>> begin
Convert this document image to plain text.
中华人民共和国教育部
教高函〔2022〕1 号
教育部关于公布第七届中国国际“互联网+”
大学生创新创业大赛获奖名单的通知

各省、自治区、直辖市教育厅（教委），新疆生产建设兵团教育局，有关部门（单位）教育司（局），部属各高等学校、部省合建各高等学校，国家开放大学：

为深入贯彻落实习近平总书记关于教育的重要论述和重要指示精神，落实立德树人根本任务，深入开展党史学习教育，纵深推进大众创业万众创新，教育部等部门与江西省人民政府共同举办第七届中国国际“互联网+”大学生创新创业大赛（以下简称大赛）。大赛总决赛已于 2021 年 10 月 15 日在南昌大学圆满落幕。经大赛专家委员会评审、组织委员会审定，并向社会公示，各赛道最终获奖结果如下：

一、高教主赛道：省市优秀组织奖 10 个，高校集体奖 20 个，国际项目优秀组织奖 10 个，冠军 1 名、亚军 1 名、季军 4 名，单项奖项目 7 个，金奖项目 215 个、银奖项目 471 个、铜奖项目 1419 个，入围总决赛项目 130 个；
>> end
>> begin
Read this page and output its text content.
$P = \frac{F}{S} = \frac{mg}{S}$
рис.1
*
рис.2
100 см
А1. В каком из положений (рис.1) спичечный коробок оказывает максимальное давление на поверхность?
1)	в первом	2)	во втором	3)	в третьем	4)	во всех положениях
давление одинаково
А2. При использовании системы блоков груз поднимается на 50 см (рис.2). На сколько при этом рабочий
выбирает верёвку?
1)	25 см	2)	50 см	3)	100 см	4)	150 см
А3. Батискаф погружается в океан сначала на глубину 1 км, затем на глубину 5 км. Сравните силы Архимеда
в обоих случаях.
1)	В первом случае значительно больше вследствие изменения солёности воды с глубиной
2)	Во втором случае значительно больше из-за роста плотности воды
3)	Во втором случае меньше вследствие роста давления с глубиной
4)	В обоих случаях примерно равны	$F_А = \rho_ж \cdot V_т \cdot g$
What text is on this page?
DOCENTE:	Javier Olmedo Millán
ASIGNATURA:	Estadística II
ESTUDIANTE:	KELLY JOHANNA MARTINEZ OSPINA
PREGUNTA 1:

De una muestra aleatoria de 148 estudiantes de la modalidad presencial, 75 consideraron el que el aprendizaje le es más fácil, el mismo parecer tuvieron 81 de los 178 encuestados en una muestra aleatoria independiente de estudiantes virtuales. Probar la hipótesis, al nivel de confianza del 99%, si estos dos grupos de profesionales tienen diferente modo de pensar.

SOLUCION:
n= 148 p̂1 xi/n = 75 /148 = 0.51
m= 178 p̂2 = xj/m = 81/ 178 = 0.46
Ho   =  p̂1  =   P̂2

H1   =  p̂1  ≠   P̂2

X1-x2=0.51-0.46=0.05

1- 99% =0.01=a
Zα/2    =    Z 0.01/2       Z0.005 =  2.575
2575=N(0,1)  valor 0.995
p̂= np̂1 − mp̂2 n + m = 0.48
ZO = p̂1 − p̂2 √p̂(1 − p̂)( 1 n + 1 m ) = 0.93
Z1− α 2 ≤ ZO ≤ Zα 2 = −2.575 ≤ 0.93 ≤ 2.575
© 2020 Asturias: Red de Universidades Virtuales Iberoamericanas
>> end
>> begin
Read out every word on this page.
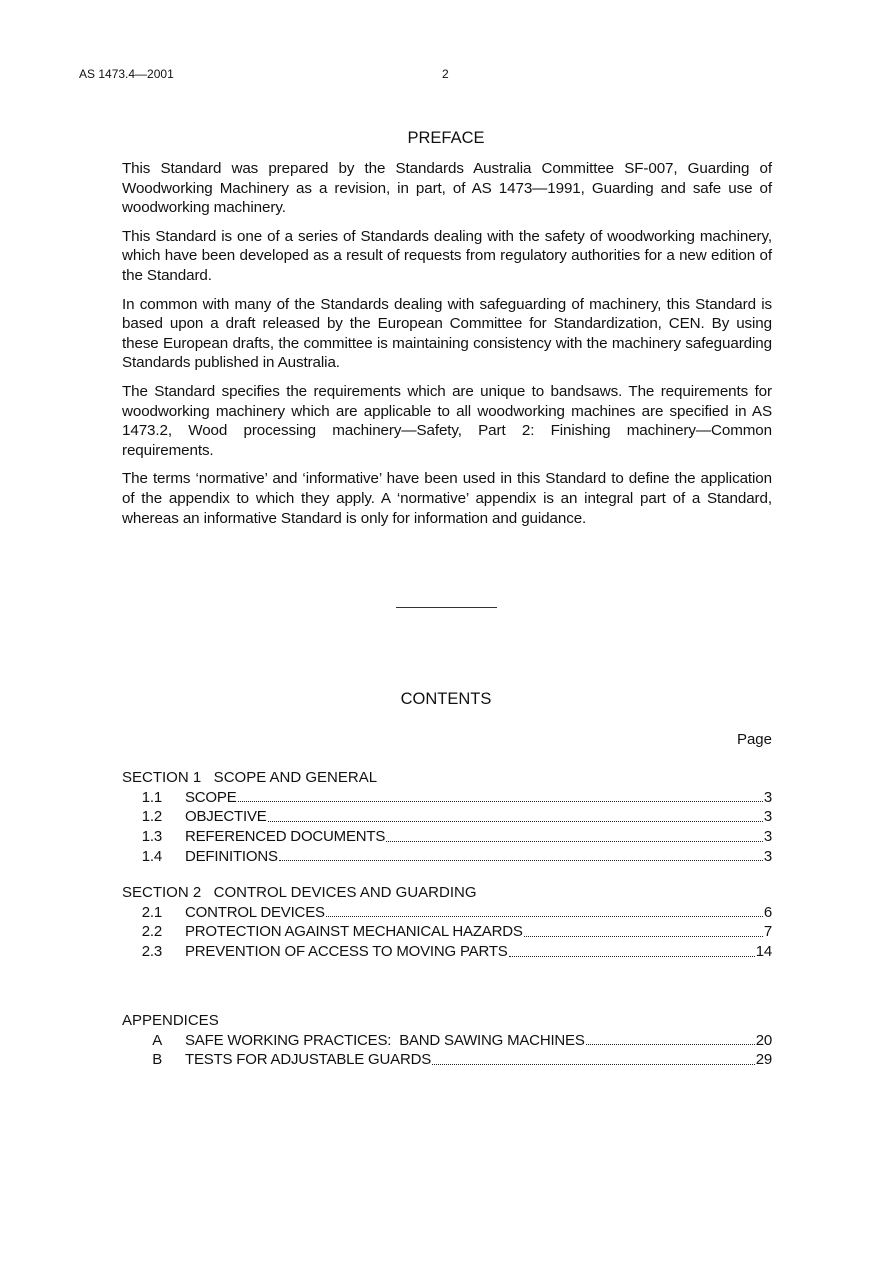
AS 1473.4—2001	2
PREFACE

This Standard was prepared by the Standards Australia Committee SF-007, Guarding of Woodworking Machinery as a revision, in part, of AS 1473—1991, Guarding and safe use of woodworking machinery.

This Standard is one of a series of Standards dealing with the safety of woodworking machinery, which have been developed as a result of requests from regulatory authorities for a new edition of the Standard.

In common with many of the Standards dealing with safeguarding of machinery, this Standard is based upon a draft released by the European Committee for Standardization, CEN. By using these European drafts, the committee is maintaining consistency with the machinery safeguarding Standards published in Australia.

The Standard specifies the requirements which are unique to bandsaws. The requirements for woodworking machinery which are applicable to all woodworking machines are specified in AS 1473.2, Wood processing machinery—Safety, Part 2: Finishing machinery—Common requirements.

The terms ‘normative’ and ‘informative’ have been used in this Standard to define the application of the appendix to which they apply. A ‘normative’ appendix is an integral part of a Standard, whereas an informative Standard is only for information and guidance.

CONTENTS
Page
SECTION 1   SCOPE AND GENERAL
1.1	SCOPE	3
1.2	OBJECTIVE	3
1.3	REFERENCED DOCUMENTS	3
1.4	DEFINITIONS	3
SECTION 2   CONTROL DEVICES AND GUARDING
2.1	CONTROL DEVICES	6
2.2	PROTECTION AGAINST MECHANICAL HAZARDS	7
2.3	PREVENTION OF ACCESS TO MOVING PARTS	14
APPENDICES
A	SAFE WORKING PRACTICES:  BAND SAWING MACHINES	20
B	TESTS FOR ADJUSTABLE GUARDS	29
>> end
Select, from the listing, all lines that include the word "значительно".

■ Result for this task ■
1)	В первом случае значительно больше вследствие изменения солёности воды с глубиной
2)	Во втором случае значительно больше из-за роста плотности воды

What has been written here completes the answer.